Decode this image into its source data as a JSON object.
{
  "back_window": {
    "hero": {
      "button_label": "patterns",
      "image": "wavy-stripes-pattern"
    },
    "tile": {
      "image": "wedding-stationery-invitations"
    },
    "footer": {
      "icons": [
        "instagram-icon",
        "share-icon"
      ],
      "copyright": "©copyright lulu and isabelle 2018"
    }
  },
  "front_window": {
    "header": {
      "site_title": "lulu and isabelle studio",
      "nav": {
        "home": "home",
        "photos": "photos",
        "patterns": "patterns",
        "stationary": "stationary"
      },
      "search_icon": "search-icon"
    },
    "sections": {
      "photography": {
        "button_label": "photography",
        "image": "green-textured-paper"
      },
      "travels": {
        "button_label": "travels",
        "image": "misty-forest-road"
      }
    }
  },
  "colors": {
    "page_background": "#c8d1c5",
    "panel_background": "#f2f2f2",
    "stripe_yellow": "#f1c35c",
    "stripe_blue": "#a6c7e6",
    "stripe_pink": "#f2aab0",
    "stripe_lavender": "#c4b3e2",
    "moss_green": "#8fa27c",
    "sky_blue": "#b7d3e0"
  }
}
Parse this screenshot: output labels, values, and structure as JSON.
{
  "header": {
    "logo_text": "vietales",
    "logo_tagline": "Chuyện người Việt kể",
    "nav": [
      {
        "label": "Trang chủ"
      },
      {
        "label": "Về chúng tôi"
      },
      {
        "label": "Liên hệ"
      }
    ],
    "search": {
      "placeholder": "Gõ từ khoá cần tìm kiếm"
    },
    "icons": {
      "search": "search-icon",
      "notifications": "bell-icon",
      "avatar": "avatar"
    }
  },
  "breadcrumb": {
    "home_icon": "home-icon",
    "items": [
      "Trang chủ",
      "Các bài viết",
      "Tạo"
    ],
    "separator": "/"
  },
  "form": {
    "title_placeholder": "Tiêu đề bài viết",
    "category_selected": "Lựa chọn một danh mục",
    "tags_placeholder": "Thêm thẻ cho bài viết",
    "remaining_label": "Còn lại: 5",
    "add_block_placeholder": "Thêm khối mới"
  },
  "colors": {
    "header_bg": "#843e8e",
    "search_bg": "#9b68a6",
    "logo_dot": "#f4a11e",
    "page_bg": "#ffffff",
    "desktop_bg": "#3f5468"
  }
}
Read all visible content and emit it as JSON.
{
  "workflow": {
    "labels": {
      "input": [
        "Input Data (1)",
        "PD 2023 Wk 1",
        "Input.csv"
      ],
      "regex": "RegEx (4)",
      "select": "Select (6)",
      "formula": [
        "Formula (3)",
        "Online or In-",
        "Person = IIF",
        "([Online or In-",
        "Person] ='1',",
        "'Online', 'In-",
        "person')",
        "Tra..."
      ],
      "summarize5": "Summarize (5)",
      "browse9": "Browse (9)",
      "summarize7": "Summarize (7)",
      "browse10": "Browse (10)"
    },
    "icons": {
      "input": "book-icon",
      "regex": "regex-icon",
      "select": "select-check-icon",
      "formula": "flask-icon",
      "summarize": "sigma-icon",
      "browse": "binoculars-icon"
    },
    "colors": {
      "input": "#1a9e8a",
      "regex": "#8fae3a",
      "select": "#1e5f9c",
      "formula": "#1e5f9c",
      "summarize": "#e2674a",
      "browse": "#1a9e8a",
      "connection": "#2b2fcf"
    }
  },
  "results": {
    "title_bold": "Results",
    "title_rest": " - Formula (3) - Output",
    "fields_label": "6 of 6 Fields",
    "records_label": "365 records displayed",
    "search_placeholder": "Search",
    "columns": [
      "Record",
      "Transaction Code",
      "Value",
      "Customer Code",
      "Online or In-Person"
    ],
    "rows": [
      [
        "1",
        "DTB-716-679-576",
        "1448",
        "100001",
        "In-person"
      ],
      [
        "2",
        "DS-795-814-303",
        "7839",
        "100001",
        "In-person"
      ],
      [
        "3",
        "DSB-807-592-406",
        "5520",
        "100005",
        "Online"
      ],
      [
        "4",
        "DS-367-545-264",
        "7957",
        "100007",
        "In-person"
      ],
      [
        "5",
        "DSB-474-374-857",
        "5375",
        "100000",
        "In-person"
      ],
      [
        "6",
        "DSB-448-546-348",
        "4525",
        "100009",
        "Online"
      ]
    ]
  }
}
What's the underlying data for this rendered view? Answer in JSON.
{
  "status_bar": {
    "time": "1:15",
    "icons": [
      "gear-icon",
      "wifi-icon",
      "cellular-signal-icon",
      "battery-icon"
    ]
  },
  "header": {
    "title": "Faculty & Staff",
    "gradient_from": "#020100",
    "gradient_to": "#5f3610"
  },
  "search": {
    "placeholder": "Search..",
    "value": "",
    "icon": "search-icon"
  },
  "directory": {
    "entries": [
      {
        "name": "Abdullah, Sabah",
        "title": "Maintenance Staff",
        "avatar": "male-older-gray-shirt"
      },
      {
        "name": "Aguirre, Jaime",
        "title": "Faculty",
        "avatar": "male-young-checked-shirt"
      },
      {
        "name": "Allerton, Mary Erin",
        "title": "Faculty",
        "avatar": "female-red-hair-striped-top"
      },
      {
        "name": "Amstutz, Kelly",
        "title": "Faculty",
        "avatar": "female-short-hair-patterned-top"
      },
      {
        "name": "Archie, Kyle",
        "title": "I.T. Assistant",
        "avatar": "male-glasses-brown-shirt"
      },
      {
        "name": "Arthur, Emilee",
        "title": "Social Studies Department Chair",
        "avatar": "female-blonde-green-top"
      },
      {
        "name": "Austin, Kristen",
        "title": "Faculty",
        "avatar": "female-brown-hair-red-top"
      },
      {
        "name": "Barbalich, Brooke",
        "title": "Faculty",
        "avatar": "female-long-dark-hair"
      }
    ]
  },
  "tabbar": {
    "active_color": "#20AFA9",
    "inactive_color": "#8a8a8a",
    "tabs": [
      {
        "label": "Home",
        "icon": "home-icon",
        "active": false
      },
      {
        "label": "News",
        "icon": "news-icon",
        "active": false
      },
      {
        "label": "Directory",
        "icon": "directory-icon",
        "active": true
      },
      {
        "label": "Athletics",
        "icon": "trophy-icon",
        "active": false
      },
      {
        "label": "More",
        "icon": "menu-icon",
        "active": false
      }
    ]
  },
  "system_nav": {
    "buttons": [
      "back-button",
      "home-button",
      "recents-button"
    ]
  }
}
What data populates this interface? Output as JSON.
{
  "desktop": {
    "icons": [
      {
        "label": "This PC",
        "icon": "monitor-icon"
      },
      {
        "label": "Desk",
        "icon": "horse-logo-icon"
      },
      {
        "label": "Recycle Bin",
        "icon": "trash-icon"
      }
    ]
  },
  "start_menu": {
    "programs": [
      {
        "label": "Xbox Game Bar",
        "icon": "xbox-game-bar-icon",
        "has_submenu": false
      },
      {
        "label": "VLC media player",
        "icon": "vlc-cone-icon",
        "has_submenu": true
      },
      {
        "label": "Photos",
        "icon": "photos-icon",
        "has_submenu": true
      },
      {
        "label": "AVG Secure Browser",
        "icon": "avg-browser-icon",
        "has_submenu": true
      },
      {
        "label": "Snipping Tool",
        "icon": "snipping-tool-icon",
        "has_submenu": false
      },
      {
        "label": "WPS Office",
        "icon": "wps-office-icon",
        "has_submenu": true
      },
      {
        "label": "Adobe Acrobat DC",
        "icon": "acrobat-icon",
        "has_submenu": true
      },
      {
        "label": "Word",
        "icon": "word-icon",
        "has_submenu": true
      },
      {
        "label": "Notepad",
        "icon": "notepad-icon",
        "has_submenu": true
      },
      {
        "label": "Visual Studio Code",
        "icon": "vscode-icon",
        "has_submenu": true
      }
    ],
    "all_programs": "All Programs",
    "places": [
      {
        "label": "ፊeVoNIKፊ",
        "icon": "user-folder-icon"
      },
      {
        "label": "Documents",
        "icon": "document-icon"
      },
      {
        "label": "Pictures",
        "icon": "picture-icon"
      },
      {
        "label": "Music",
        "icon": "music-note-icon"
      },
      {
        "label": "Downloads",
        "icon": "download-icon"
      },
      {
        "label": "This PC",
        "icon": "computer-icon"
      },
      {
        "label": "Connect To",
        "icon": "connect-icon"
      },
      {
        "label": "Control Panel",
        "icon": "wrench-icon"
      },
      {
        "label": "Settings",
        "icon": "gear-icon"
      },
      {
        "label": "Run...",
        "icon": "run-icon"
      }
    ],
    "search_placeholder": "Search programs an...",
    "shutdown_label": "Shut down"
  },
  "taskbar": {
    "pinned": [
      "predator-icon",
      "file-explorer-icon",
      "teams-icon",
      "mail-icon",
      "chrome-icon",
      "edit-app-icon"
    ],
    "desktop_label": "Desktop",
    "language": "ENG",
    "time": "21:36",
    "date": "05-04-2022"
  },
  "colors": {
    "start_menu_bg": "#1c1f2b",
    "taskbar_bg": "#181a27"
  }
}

#### WHAT THIS TASK INVOLVES
Collect every line with the string "avatar" from the records, and copy each.

#### REPLY
      "avatar": "avatar"
        "avatar": "male-older-gray-shirt"
        "avatar": "male-young-checked-shirt"
        "avatar": "female-red-hair-striped-top"
        "avatar": "female-short-hair-patterned-top"
        "avatar": "male-glasses-brown-shirt"
        "avatar": "female-blonde-green-top"
        "avatar": "female-brown-hair-red-top"
        "avatar": "female-long-dark-hair"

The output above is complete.